Problem statement
Repeat exactly the lines that run from the one containing "Transcribe the text in this document." to the end of the data, and leave out all others.

Stored data

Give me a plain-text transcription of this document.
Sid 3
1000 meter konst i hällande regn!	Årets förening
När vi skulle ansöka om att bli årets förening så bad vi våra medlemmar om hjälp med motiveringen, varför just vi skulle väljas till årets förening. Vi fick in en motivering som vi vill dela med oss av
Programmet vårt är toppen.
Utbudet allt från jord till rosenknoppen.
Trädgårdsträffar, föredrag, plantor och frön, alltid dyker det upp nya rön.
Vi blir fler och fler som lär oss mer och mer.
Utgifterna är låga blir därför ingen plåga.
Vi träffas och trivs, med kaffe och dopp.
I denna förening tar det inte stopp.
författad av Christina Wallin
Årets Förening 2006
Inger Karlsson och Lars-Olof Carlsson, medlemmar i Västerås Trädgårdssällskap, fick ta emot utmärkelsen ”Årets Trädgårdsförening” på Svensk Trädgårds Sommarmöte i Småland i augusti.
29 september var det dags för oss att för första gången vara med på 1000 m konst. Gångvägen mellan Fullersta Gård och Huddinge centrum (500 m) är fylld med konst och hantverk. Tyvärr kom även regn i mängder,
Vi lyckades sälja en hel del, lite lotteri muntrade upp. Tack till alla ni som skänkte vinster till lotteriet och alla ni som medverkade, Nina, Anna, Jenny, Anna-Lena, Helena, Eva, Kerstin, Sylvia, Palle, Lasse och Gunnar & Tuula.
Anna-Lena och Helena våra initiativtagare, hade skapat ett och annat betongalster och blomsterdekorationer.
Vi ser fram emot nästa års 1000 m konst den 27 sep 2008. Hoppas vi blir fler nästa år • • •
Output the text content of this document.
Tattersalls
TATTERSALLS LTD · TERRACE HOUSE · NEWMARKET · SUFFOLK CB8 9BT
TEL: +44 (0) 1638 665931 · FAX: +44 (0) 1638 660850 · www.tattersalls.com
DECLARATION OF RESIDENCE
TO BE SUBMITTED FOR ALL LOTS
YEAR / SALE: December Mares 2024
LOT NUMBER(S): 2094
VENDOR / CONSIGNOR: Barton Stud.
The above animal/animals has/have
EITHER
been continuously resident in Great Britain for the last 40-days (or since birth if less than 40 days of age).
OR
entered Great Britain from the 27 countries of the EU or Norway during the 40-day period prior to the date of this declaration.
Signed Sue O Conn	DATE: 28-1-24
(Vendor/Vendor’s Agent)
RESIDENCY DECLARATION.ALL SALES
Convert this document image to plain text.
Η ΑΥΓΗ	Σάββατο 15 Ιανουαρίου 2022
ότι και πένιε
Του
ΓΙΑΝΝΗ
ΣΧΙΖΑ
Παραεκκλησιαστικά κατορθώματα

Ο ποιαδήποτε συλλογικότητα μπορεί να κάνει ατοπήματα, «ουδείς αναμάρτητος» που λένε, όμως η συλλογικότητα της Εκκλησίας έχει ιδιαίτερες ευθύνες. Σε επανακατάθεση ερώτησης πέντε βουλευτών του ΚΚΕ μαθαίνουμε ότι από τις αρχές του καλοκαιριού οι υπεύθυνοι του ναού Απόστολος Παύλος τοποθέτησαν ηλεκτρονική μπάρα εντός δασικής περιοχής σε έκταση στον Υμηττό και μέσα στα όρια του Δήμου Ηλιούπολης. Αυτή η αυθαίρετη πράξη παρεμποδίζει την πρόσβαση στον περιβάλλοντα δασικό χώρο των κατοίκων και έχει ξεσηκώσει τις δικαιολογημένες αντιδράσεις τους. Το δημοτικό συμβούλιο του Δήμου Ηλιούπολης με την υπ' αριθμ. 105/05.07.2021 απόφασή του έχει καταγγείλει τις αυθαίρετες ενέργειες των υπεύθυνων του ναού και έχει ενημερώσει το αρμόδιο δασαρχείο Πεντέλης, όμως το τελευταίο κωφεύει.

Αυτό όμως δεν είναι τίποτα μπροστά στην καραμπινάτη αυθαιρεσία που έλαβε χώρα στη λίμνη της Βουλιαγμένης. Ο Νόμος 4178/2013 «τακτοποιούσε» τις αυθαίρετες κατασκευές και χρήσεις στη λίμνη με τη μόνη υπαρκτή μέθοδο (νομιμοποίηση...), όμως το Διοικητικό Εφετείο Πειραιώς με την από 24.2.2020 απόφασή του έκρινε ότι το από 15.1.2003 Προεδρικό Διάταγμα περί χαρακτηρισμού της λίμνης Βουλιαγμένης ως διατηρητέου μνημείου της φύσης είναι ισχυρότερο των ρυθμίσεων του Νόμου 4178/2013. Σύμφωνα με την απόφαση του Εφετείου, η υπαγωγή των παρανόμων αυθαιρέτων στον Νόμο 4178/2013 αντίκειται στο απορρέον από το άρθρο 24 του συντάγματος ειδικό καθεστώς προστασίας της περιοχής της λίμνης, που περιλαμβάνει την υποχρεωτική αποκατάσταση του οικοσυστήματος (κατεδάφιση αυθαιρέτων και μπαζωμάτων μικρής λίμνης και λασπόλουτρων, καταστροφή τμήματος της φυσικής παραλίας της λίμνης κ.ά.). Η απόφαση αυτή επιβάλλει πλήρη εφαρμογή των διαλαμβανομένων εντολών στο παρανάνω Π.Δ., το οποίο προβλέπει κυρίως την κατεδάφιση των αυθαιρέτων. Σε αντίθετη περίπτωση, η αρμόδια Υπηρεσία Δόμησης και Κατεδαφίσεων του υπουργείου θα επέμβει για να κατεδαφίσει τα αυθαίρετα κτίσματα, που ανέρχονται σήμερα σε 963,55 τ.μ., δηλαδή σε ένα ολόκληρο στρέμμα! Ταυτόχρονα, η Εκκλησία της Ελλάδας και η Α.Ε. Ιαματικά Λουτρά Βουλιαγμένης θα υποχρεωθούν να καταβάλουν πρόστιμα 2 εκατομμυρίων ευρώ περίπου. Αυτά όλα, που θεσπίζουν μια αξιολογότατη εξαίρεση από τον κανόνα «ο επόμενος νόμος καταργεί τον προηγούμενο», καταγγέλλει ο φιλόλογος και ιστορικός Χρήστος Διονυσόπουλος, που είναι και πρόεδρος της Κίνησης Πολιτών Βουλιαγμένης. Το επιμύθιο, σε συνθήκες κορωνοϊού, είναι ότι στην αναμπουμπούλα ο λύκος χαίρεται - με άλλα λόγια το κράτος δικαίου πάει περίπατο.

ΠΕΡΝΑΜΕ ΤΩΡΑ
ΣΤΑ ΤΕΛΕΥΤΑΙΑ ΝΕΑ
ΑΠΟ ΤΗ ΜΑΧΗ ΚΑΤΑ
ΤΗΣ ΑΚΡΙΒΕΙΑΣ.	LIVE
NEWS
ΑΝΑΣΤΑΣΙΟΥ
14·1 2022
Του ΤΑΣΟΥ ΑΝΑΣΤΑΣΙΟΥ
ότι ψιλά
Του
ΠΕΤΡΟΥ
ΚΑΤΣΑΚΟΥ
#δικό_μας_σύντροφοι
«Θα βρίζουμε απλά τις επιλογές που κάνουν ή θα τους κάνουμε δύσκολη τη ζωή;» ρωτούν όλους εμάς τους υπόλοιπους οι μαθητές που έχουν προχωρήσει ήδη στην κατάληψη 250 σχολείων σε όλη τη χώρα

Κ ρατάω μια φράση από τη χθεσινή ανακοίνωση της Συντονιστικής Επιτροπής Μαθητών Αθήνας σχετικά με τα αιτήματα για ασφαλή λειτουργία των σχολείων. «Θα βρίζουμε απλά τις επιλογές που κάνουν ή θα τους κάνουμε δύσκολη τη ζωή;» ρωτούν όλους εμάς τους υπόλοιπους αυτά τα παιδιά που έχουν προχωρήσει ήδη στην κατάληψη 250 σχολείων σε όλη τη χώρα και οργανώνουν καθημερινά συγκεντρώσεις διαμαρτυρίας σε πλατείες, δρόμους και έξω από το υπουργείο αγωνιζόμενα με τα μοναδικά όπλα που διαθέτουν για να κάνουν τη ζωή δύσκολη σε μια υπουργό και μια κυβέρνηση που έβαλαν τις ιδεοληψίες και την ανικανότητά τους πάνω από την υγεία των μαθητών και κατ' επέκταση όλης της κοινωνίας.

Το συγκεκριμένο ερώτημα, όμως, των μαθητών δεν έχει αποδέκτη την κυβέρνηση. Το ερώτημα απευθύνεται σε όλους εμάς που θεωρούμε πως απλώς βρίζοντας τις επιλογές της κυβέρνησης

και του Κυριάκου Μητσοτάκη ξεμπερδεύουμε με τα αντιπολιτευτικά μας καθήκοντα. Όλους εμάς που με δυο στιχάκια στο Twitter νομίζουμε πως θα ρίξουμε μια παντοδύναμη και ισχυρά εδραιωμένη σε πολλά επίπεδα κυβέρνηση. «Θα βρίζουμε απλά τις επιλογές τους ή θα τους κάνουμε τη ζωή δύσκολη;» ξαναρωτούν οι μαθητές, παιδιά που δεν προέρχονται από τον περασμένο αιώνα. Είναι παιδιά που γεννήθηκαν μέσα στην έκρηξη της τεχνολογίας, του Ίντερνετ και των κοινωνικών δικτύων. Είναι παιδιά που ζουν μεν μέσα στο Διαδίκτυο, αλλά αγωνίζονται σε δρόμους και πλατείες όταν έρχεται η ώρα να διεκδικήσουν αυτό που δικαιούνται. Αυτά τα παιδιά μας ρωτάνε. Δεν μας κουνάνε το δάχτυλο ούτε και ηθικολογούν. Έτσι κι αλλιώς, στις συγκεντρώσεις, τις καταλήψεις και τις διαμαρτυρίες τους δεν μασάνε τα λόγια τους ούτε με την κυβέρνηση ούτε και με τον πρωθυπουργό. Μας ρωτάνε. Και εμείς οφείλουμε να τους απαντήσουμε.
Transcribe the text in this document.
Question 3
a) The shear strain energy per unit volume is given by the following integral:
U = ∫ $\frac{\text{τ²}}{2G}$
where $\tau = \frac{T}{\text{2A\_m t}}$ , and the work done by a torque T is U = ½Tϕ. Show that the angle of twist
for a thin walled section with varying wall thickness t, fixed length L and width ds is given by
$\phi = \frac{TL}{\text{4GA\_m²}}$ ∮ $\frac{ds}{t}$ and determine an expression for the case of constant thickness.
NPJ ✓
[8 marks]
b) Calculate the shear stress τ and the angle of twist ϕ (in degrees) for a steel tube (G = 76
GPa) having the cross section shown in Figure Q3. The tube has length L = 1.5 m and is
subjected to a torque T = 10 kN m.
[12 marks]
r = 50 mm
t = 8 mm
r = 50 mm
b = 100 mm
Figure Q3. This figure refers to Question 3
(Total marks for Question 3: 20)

Written answer
Transcribe the text in this document.
Question 3
a) The shear strain energy per unit volume is given by the following integral:
U = ∫ $\frac{\text{τ²}}{2G}$
where $\tau = \frac{T}{\text{2A\_m t}}$ , and the work done by a torque T is U = ½Tϕ. Show that the angle of twist
for a thin walled section with varying wall thickness t, fixed length L and width ds is given by
$\phi = \frac{TL}{\text{4GA\_m²}}$ ∮ $\frac{ds}{t}$ and determine an expression for the case of constant thickness.
NPJ ✓
[8 marks]
b) Calculate the shear stress τ and the angle of twist ϕ (in degrees) for a steel tube (G = 76
GPa) having the cross section shown in Figure Q3. The tube has length L = 1.5 m and is
subjected to a torque T = 10 kN m.
[12 marks]
r = 50 mm
t = 8 mm
r = 50 mm
b = 100 mm
Figure Q3. This figure refers to Question 3
(Total marks for Question 3: 20)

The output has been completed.